▶ TASK
In the entries below, every line that contains "Public" must be located and copied.

-------------------------

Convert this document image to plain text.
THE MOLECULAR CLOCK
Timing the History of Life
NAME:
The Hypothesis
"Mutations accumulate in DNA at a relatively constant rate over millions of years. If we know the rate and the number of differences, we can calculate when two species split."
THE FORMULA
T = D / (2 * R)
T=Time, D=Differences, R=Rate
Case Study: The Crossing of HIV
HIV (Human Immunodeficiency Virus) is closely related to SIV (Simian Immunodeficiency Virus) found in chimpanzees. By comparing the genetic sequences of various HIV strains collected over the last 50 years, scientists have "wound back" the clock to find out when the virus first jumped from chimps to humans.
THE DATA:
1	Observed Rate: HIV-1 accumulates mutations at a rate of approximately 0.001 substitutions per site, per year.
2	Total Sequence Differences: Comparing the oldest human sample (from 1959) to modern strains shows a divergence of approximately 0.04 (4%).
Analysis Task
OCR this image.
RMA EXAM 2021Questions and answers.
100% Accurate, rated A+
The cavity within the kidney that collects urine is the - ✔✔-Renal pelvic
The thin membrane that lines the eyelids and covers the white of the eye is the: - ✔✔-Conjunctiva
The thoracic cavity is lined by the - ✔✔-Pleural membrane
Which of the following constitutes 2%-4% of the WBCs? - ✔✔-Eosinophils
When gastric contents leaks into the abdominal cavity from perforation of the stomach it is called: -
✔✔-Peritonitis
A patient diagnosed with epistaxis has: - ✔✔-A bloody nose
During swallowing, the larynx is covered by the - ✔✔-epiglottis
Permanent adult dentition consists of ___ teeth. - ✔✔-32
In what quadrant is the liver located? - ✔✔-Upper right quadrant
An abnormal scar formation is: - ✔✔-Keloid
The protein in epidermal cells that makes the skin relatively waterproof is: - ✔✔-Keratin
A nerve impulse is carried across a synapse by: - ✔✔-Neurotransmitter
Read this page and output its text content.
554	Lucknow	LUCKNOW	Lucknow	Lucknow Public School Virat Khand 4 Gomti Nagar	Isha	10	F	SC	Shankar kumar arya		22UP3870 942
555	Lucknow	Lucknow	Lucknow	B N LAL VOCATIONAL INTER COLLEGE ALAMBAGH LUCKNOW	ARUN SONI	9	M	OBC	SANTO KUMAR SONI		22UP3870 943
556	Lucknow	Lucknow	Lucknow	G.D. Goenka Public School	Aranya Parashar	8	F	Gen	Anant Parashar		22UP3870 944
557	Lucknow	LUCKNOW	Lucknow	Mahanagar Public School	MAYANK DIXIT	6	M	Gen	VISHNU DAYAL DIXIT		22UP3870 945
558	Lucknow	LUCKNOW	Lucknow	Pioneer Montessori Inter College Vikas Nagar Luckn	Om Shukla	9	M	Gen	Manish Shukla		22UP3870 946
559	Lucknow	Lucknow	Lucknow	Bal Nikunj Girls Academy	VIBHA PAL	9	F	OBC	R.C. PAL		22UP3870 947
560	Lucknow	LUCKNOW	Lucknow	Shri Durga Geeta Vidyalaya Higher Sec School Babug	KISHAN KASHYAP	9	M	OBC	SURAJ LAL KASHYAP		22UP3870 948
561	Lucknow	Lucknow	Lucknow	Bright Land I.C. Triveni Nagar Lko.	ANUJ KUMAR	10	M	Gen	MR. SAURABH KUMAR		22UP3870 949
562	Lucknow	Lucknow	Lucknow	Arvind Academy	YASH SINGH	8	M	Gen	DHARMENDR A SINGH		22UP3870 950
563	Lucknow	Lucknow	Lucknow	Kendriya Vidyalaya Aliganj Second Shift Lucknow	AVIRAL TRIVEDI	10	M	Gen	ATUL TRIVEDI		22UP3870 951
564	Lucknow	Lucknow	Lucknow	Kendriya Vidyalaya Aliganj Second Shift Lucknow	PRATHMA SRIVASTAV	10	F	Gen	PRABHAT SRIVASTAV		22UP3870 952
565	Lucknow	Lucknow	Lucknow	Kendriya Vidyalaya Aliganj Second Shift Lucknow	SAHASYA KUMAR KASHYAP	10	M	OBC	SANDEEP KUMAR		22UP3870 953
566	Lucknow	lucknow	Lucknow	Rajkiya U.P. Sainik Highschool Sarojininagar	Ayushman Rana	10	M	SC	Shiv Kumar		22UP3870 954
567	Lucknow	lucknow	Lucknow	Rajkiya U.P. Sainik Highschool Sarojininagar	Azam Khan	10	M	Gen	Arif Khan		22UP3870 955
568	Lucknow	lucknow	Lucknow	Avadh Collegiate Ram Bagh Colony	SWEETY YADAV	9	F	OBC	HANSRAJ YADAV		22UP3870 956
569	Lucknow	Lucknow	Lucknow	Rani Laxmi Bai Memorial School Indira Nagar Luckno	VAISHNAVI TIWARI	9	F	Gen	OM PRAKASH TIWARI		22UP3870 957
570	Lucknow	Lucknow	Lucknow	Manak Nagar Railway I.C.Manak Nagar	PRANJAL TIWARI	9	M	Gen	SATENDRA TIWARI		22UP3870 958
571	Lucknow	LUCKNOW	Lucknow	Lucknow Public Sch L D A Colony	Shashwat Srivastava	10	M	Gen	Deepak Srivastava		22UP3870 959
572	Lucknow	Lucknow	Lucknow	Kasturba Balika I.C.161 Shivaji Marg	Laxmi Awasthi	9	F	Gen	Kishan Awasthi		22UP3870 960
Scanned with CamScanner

-------------------------

▶ TASK RESULT
554	Lucknow	LUCKNOW	Lucknow	Lucknow Public School Virat Khand 4 Gomti Nagar	Isha	10	F	SC	Shankar kumar arya		22UP3870 942
556	Lucknow	Lucknow	Lucknow	G.D. Goenka Public School	Aranya Parashar	8	F	Gen	Anant Parashar		22UP3870 944
557	Lucknow	LUCKNOW	Lucknow	Mahanagar Public School	MAYANK DIXIT	6	M	Gen	VISHNU DAYAL DIXIT		22UP3870 945
571	Lucknow	LUCKNOW	Lucknow	Lucknow Public Sch L D A Colony	Shashwat Srivastava	10	M	Gen	Deepak Srivastava		22UP3870 959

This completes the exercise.